__Problem__. Pick out and copy every line below that has the word "ylabel".

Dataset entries
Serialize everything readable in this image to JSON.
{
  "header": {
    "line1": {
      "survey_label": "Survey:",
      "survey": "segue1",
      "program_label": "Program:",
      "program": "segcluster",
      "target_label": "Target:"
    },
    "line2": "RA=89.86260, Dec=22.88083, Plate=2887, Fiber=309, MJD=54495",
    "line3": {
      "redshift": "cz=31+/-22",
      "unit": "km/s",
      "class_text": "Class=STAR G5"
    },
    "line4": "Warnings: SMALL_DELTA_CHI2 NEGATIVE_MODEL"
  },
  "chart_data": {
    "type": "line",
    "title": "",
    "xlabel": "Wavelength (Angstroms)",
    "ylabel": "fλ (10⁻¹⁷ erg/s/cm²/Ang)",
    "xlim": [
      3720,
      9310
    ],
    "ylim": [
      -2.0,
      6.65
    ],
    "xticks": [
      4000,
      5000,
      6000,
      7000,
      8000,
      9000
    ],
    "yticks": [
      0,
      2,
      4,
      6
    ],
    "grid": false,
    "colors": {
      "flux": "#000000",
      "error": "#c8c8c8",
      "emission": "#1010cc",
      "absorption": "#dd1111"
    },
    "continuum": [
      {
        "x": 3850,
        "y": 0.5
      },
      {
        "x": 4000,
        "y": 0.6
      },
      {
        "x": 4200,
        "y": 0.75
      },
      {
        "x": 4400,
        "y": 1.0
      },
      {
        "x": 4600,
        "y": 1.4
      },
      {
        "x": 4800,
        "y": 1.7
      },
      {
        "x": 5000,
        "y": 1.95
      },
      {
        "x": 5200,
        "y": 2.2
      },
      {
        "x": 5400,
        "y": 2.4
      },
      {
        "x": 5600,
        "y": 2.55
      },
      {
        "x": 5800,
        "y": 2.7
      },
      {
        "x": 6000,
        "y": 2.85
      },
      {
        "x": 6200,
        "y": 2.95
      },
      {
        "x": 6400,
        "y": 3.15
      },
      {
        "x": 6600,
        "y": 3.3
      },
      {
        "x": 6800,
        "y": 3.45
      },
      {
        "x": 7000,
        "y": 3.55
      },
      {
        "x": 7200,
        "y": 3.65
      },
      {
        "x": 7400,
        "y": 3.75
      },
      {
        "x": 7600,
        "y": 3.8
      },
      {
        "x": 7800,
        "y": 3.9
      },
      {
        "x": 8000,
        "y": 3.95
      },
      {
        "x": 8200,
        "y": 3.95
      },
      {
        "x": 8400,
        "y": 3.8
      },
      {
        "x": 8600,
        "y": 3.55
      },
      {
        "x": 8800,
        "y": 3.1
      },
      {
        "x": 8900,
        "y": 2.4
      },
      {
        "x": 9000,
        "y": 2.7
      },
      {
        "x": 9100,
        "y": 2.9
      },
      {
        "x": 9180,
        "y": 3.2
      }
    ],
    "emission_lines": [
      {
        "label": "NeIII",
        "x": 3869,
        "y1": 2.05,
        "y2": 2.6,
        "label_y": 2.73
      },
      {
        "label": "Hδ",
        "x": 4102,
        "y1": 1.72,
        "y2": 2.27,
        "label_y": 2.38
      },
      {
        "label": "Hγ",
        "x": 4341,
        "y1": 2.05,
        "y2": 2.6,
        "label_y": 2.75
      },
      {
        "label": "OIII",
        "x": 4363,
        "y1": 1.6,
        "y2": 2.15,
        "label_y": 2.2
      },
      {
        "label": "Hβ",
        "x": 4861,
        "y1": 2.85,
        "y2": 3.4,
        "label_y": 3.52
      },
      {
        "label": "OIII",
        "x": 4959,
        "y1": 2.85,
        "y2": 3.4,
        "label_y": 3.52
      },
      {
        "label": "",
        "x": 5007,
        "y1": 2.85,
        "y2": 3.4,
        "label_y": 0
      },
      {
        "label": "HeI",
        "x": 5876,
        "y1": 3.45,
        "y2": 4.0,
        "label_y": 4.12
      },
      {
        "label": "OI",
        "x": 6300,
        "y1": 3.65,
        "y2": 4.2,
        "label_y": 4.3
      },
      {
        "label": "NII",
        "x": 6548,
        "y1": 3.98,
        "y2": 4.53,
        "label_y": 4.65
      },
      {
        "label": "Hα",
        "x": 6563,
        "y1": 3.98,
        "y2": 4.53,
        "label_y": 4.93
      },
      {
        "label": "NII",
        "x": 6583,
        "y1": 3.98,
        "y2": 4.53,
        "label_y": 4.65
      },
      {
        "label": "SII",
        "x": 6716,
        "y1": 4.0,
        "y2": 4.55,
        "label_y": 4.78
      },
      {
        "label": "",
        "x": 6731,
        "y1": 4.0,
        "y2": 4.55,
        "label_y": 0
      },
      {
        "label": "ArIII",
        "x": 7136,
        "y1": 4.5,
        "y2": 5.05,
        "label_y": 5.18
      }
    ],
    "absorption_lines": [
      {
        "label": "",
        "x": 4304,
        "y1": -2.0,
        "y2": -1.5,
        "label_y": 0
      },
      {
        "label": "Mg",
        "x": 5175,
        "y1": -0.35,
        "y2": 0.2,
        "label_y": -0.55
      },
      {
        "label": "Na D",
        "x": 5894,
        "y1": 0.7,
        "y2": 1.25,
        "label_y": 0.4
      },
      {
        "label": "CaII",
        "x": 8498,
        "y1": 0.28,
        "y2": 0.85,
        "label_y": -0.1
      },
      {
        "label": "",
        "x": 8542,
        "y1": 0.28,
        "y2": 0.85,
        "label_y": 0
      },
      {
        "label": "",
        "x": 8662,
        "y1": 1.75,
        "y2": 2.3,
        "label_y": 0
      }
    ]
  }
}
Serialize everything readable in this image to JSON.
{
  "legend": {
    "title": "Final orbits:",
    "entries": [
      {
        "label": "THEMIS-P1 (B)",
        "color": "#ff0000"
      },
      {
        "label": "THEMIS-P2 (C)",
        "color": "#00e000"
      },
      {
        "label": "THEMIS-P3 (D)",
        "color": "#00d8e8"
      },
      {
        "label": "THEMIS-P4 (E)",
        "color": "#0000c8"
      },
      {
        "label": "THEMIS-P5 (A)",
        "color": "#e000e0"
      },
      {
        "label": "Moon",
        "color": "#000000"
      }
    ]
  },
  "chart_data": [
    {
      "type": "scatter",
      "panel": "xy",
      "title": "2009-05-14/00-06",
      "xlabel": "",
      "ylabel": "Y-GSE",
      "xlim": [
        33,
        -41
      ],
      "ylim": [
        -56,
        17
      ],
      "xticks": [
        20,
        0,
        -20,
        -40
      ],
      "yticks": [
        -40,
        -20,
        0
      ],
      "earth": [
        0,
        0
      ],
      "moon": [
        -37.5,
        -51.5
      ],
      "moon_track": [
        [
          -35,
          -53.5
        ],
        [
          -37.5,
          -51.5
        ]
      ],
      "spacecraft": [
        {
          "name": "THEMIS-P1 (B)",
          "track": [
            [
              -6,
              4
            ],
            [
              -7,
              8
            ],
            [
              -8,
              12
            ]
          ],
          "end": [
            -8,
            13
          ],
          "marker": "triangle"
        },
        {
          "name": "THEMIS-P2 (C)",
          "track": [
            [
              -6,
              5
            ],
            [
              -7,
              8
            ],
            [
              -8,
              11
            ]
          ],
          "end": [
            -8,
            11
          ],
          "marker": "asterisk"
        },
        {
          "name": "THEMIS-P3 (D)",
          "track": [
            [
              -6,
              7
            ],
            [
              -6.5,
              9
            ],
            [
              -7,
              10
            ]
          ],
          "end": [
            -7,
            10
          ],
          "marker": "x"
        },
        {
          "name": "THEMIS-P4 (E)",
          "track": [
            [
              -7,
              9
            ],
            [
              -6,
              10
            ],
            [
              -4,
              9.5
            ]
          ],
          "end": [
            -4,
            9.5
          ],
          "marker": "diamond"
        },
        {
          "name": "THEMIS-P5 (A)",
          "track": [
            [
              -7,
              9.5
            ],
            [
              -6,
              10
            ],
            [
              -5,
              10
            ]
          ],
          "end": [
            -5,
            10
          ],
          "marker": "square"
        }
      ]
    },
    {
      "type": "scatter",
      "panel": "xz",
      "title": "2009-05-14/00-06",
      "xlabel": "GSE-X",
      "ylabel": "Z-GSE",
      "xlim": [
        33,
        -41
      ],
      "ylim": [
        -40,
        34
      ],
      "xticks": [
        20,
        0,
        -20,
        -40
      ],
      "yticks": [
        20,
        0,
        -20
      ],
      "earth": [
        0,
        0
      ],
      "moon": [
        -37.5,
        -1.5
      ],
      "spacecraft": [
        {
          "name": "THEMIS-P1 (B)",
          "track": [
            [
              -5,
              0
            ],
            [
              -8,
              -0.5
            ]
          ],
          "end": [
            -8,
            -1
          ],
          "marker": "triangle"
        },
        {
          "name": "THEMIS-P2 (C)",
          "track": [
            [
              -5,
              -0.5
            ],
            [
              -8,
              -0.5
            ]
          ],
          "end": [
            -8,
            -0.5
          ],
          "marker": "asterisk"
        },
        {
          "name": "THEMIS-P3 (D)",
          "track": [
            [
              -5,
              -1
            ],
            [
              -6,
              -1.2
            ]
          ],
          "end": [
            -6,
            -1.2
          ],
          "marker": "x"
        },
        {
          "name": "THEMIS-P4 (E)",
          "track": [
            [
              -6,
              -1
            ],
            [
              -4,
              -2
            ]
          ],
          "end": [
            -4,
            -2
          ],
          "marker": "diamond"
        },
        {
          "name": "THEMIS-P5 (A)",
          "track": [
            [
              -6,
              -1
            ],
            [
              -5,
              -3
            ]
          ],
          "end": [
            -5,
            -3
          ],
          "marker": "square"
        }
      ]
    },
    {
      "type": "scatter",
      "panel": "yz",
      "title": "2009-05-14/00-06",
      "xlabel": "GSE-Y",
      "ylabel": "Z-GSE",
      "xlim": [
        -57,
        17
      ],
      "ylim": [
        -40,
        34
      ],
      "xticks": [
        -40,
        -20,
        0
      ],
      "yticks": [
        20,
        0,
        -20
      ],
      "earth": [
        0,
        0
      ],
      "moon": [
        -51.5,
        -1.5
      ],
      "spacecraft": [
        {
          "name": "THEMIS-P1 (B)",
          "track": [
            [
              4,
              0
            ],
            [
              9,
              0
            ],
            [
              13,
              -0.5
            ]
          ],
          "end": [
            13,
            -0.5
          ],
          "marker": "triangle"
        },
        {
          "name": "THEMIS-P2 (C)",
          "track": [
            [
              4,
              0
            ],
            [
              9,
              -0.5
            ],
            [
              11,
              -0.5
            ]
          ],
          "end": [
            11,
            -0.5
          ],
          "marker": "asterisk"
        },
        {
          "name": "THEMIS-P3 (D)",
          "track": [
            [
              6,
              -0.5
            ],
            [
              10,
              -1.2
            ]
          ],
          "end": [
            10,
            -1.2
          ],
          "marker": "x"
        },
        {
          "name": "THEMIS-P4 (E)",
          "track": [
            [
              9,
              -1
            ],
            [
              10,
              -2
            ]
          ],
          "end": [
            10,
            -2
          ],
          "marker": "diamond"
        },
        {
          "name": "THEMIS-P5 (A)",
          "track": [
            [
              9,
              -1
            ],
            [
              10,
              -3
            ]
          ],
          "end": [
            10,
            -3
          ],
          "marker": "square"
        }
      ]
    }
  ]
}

__Final result__.
    "ylabel": "fλ (10⁻¹⁷ erg/s/cm²/Ang)",
      "ylabel": "Y-GSE",
      "ylabel": "Z-GSE",
      "ylabel": "Z-GSE",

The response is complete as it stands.